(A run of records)
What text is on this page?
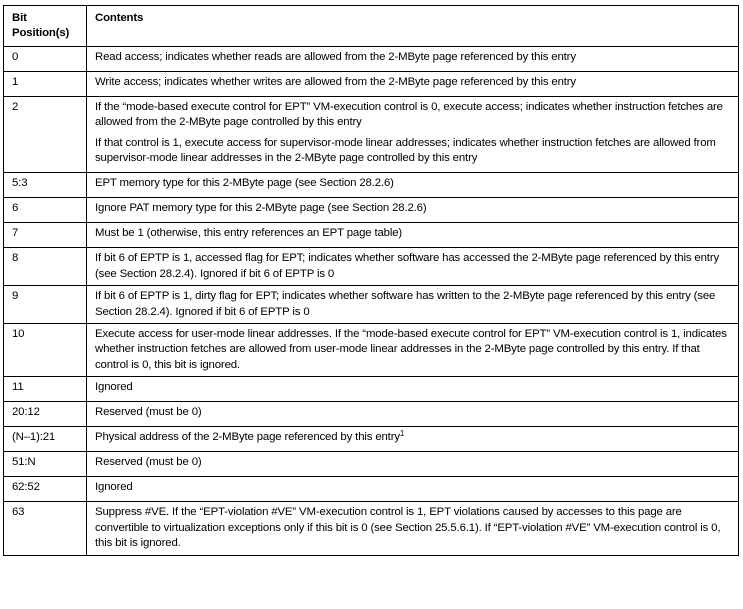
Bit Position(s)	Contents
0	Read access; indicates whether reads are allowed from the 2-MByte page referenced by this entry

1	Write access; indicates whether writes are allowed from the 2-MByte page referenced by this entry

2	If the “mode-based execute control for EPT” VM-execution control is 0, execute access; indicates whether instruction fetches are allowed from the 2-MByte page controlled by this entry

If that control is 1, execute access for supervisor-mode linear addresses; indicates whether instruction fetches are allowed from supervisor-mode linear addresses in the 2-MByte page controlled by this entry

5:3	EPT memory type for this 2-MByte page (see Section 28.2.6)

6	Ignore PAT memory type for this 2-MByte page (see Section 28.2.6)

7	Must be 1 (otherwise, this entry references an EPT page table)

8	If bit 6 of EPTP is 1, accessed flag for EPT; indicates whether software has accessed the 2-MByte page referenced by this entry (see Section 28.2.4). Ignored if bit 6 of EPTP is 0

9	If bit 6 of EPTP is 1, dirty flag for EPT; indicates whether software has written to the 2-MByte page referenced by this entry (see Section 28.2.4). Ignored if bit 6 of EPTP is 0

10	Execute access for user-mode linear addresses. If the “mode-based execute control for EPT” VM-execution control is 1, indicates whether instruction fetches are allowed from user-mode linear addresses in the 2-MByte page controlled by this entry. If that control is 0, this bit is ignored.

11	Ignored

20:12	Reserved (must be 0)

(N–1):21	Physical address of the 2-MByte page referenced by this entry$^1$

51:N	Reserved (must be 0)

62:52	Ignored

63	Suppress #VE. If the “EPT-violation #VE” VM-execution control is 1, EPT violations caused by accesses to this page are convertible to virtualization exceptions only if this bit is 0 (see Section 25.5.6.1). If “EPT-violation #VE” VM-execution control is 0, this bit is ignored.
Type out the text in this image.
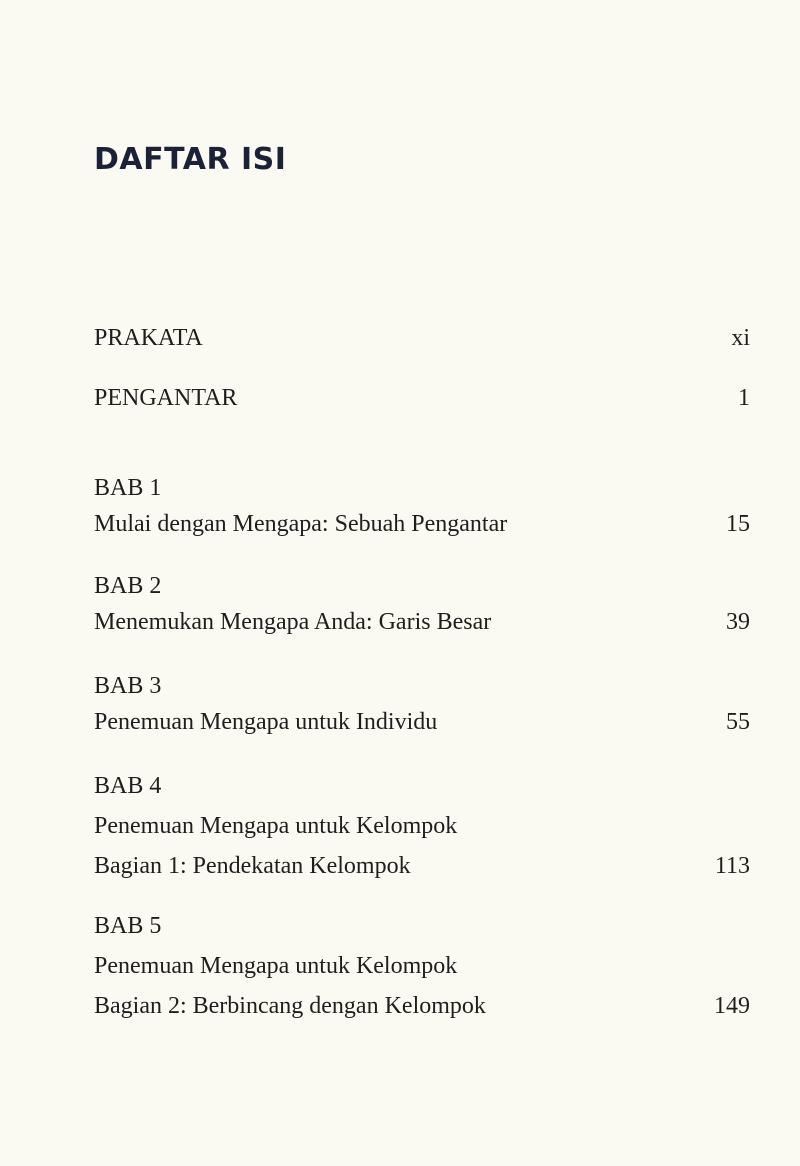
DAFTAR ISI
PRAKATA	xi
PENGANTAR	1
BAB 1
Mulai dengan Mengapa: Sebuah Pengantar	15
BAB 2
Menemukan Mengapa Anda: Garis Besar	39
BAB 3
Penemuan Mengapa untuk Individu	55
BAB 4
Penemuan Mengapa untuk Kelompok
Bagian 1: Pendekatan Kelompok	113
BAB 5
Penemuan Mengapa untuk Kelompok
Bagian 2: Berbincang dengan Kelompok	149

Given problem: Take the line containing "Type out the text in this image." as the first line and the last line of the data above as the final one, and output exactly the lines between them, inclusive, with no pictures.

Finished answer:
Type out the text in this image.
DAFTAR ISI
PRAKATA	xi
PENGANTAR	1
BAB 1
Mulai dengan Mengapa: Sebuah Pengantar	15
BAB 2
Menemukan Mengapa Anda: Garis Besar	39
BAB 3
Penemuan Mengapa untuk Individu	55
BAB 4
Penemuan Mengapa untuk Kelompok
Bagian 1: Pendekatan Kelompok	113
BAB 5
Penemuan Mengapa untuk Kelompok
Bagian 2: Berbincang dengan Kelompok	149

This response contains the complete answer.